Records that describe figures
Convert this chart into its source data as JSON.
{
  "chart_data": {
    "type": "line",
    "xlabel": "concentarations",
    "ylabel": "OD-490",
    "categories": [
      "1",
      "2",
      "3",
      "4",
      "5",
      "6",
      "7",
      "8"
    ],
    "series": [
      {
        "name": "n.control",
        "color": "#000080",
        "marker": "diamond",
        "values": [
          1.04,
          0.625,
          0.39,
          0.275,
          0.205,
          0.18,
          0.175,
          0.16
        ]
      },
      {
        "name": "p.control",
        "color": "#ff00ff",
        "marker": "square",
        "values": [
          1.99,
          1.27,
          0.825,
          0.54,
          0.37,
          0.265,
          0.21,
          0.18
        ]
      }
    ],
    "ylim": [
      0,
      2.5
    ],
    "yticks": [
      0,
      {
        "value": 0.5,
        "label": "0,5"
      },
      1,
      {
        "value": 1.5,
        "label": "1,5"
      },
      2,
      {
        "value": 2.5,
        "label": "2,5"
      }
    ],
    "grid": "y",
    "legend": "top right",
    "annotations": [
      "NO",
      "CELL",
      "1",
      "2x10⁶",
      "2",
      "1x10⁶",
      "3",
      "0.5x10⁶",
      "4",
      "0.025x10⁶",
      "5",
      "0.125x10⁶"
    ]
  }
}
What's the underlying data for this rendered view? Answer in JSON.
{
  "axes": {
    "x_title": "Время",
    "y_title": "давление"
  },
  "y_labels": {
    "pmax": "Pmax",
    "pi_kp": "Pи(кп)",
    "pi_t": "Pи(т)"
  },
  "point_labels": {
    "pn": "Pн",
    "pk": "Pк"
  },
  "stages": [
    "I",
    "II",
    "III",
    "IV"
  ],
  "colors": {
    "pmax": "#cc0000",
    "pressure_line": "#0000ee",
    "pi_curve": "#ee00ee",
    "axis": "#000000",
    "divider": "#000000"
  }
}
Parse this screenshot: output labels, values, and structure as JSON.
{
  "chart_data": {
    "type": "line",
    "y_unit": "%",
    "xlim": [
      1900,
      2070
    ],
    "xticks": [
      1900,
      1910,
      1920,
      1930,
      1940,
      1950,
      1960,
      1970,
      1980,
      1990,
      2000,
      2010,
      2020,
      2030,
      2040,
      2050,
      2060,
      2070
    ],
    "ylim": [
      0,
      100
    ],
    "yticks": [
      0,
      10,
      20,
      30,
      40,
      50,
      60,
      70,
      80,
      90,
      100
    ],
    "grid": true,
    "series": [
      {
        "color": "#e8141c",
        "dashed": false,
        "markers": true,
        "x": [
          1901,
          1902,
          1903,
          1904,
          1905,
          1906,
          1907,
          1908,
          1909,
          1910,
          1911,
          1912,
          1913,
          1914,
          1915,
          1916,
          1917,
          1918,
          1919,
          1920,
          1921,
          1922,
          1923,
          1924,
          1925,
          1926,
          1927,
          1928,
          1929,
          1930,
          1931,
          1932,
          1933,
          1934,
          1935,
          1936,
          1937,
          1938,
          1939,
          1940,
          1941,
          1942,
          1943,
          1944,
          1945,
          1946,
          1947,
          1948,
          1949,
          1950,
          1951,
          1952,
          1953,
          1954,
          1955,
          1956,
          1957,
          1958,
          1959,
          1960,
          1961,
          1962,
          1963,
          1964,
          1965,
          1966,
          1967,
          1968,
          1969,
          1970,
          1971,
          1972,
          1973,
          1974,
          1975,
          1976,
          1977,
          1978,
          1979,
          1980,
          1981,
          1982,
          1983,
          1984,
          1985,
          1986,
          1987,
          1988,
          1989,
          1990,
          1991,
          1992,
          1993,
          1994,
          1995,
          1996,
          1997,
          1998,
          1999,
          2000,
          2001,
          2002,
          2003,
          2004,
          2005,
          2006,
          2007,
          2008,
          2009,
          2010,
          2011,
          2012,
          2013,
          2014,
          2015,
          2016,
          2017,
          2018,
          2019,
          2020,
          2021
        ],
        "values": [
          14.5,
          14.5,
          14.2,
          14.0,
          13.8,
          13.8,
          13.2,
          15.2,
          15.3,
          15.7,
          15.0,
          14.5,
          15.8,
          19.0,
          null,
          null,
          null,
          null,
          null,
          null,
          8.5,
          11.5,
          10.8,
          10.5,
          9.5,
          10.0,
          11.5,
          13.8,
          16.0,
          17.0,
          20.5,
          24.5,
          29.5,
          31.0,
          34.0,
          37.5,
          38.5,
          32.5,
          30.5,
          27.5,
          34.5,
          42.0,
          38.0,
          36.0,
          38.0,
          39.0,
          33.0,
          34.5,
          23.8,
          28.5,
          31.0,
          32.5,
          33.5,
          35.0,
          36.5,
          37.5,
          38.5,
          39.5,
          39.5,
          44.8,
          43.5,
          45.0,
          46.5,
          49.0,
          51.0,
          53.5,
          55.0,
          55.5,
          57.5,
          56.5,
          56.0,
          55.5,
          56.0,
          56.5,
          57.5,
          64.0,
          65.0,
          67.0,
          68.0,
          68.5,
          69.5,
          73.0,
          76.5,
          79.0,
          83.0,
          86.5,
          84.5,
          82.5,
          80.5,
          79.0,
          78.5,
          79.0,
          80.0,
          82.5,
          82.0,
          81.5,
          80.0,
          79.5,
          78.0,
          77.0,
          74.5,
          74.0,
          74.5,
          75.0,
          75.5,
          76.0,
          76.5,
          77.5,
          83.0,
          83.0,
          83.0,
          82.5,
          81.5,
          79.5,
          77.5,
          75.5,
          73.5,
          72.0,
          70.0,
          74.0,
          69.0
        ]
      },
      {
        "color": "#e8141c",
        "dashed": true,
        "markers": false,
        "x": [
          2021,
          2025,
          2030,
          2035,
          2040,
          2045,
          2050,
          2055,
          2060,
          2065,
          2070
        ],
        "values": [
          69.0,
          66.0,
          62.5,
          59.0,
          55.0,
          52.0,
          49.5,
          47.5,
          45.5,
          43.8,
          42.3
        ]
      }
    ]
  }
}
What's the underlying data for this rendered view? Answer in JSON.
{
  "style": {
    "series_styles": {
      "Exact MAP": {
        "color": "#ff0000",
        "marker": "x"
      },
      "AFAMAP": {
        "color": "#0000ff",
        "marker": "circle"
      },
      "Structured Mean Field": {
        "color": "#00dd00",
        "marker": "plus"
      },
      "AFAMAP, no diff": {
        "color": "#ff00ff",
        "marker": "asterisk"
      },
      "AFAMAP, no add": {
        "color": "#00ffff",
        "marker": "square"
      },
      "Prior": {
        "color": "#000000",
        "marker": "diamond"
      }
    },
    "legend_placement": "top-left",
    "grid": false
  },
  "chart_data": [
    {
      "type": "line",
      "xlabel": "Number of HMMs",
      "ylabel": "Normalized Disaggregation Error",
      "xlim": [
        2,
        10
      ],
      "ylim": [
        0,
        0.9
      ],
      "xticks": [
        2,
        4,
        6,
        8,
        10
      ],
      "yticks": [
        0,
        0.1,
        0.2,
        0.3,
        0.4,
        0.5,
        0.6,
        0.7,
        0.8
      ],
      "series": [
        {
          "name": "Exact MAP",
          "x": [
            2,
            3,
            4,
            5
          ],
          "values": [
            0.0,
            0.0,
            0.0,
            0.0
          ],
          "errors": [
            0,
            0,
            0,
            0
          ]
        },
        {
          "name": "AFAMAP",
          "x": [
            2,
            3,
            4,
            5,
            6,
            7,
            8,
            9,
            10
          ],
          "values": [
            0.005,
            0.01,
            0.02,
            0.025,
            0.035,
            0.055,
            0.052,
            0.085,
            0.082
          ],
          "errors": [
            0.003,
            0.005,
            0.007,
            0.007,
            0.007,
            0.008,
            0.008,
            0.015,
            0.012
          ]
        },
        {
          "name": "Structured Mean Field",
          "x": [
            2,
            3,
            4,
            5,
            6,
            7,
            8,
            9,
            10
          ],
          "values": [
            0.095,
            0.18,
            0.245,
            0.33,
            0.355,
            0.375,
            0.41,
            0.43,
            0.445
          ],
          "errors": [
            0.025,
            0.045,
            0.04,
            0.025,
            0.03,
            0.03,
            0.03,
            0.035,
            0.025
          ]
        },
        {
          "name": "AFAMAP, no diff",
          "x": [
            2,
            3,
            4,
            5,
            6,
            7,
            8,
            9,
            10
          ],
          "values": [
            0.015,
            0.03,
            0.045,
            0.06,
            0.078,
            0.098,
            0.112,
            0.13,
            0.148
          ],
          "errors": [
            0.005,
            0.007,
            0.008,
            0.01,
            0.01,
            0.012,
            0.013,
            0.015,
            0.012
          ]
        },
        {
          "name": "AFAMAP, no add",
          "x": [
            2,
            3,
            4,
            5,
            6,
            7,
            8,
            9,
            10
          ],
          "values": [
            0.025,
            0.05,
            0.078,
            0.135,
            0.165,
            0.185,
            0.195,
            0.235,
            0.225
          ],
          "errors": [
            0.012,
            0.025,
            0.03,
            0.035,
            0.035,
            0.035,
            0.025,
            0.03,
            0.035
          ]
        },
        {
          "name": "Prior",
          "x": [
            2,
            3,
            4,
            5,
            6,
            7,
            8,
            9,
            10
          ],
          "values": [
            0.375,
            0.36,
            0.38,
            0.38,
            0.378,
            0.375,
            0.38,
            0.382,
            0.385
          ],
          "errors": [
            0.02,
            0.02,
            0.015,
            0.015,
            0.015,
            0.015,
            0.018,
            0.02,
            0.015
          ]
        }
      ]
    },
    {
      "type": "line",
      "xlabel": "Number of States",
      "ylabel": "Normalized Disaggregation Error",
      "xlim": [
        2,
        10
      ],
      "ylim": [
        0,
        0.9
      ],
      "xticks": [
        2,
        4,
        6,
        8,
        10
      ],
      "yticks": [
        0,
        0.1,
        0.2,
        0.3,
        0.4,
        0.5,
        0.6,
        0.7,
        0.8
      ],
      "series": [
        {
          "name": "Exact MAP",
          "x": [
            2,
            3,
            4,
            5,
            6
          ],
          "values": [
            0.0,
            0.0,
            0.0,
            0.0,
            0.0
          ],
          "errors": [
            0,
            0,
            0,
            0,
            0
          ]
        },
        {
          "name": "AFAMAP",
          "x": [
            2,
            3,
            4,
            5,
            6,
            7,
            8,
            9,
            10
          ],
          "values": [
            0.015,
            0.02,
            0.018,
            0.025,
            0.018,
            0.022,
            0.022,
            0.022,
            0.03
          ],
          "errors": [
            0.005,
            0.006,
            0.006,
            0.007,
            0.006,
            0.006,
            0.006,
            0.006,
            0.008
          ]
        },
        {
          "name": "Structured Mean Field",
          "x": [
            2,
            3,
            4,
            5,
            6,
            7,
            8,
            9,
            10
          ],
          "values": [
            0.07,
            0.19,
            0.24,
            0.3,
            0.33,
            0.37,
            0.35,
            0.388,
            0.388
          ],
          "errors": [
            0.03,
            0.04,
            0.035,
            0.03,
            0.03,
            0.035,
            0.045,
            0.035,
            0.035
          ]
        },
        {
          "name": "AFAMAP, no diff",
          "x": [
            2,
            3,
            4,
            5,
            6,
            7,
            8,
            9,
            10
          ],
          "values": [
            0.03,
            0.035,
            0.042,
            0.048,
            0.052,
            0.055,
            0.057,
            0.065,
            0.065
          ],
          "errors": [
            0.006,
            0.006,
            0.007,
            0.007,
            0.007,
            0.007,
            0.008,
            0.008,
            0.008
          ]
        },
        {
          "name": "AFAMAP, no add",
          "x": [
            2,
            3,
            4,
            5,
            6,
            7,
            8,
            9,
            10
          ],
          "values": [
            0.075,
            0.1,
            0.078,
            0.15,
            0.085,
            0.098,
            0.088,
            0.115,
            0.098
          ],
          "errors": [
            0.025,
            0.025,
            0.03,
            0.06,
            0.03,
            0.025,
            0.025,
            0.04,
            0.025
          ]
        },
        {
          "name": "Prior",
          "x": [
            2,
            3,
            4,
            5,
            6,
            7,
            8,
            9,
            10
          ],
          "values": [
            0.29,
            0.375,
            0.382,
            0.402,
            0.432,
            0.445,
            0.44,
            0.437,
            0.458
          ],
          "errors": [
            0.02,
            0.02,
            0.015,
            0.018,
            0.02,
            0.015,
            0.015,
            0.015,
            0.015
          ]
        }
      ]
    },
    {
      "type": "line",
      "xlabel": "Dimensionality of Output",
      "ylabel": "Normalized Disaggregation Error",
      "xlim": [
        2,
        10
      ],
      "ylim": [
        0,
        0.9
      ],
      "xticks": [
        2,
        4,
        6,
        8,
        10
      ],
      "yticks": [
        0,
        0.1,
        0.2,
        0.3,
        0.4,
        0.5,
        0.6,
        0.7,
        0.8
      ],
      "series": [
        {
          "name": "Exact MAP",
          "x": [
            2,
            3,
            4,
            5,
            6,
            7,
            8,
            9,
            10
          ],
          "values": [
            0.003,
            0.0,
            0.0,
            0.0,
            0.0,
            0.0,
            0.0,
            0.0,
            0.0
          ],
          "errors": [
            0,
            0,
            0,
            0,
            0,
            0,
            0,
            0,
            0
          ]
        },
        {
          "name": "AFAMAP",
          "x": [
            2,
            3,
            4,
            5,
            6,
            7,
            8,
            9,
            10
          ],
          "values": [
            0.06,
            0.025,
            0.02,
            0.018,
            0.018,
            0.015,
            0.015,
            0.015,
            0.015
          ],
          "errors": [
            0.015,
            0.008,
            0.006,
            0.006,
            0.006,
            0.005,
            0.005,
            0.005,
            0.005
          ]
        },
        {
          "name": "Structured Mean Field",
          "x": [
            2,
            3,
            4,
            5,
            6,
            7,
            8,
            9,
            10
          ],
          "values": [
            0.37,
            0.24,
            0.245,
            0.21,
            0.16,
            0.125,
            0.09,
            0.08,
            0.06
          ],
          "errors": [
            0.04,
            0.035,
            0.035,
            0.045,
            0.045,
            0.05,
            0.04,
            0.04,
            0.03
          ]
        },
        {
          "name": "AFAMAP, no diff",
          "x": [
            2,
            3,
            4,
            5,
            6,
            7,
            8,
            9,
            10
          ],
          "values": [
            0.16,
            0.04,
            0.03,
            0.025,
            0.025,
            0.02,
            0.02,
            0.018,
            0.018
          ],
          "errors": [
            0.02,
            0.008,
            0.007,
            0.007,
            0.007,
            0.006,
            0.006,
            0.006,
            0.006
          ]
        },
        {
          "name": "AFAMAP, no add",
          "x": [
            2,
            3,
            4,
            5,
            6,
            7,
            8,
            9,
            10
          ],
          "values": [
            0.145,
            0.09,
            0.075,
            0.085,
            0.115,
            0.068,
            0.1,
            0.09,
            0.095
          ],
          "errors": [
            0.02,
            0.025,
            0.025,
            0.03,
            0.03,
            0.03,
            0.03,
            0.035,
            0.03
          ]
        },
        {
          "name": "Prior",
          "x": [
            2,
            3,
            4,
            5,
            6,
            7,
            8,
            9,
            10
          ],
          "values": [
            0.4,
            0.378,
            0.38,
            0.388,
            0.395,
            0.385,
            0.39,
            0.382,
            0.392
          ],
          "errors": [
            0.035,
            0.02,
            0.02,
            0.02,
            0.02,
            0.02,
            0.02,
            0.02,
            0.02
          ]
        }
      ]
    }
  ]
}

* [STATED GOAL] Report only how many lines of the listing hold the word "this".

* [ANSWER TO THE PROBLEM] 4